Structured figure records:
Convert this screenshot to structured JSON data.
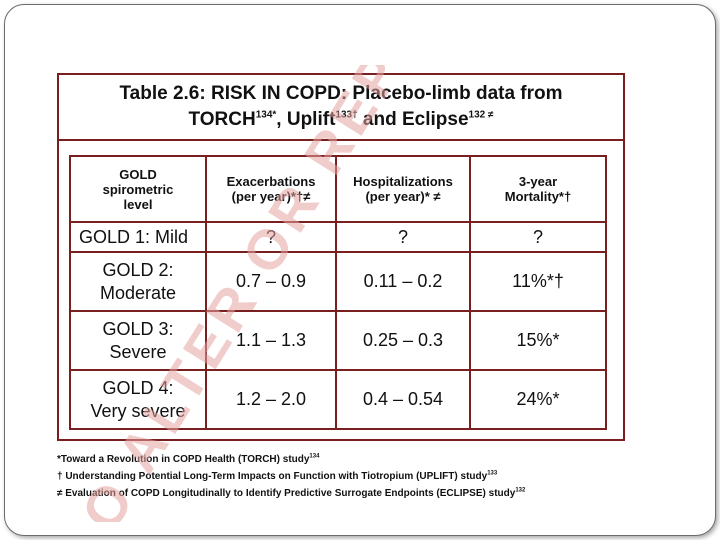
{
  "title": {
    "line1": "Table 2.6:  RISK IN COPD: Placebo-limb data from",
    "line2_a": "TORCH",
    "line2_a_sup": "134*",
    "line2_b": ", Uplift",
    "line2_b_sup": "133†",
    "line2_c": " and Eclipse",
    "line2_c_sup": "132 ≠"
  },
  "table": {
    "headers": {
      "level_line1": "GOLD",
      "level_line2": "spirometric",
      "level_line3": "level",
      "exac_line1": "Exacerbations",
      "exac_line2": "(per year)*†≠",
      "hosp_line1": "Hospitalizations",
      "hosp_line2": "(per year)* ≠",
      "mort_line1": "3-year",
      "mort_line2": "Mortality*†"
    },
    "rows": [
      {
        "level": "GOLD 1:  Mild",
        "exacerbations": "?",
        "hospitalizations": "?",
        "mortality": "?"
      },
      {
        "level_line1": "GOLD 2:",
        "level_line2": "Moderate",
        "exacerbations": "0.7 – 0.9",
        "hospitalizations": "0.11 – 0.2",
        "mortality": "11%*†"
      },
      {
        "level_line1": "GOLD 3:",
        "level_line2": "Severe",
        "exacerbations": "1.1 – 1.3",
        "hospitalizations": "0.25 – 0.3",
        "mortality": "15%*"
      },
      {
        "level_line1": "GOLD 4:",
        "level_line2": "Very severe",
        "exacerbations": "1.2 – 2.0",
        "hospitalizations": "0.4 – 0.54",
        "mortality": "24%*"
      }
    ]
  },
  "footnotes": {
    "torch": "*Toward a Revolution in COPD Health (TORCH) study",
    "torch_sup": "134",
    "uplift": "†  Understanding Potential Long-Term Impacts on Function with Tiotropium (UPLIFT) study",
    "uplift_sup": "133",
    "eclipse": "≠  Evaluation of COPD Longitudinally to Identify Predictive Surrogate Endpoints (ECLIPSE) study",
    "eclipse_sup": "132"
  },
  "watermark": {
    "text": "O   ALTER OR REP",
    "color": "#e4a3a0"
  },
  "colors": {
    "table_border": "#7a1f1f",
    "frame_border": "#6b6b6b"
  }
}
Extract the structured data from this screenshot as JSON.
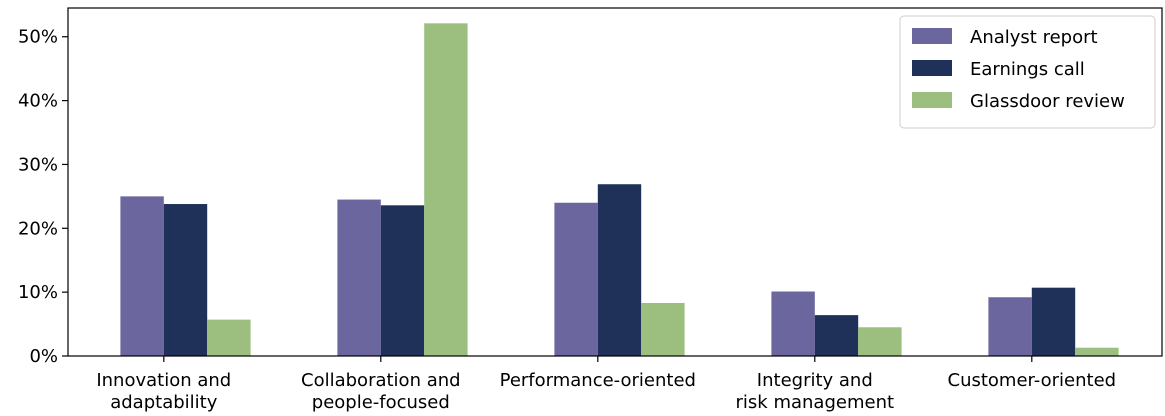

:: Problem description ::
Take each line of the material that contains the word "study" and list it.

:: Answer for the task ::
    "torch": "*Toward a Revolution in COPD Health (TORCH) study",
    "uplift": "†  Understanding Potential Long-Term Impacts on Function with Tiotropium (UPLIFT) study",
    "eclipse": "≠  Evaluation of COPD Longitudinally to Identify Predictive Surrogate Endpoints (ECLIPSE) study",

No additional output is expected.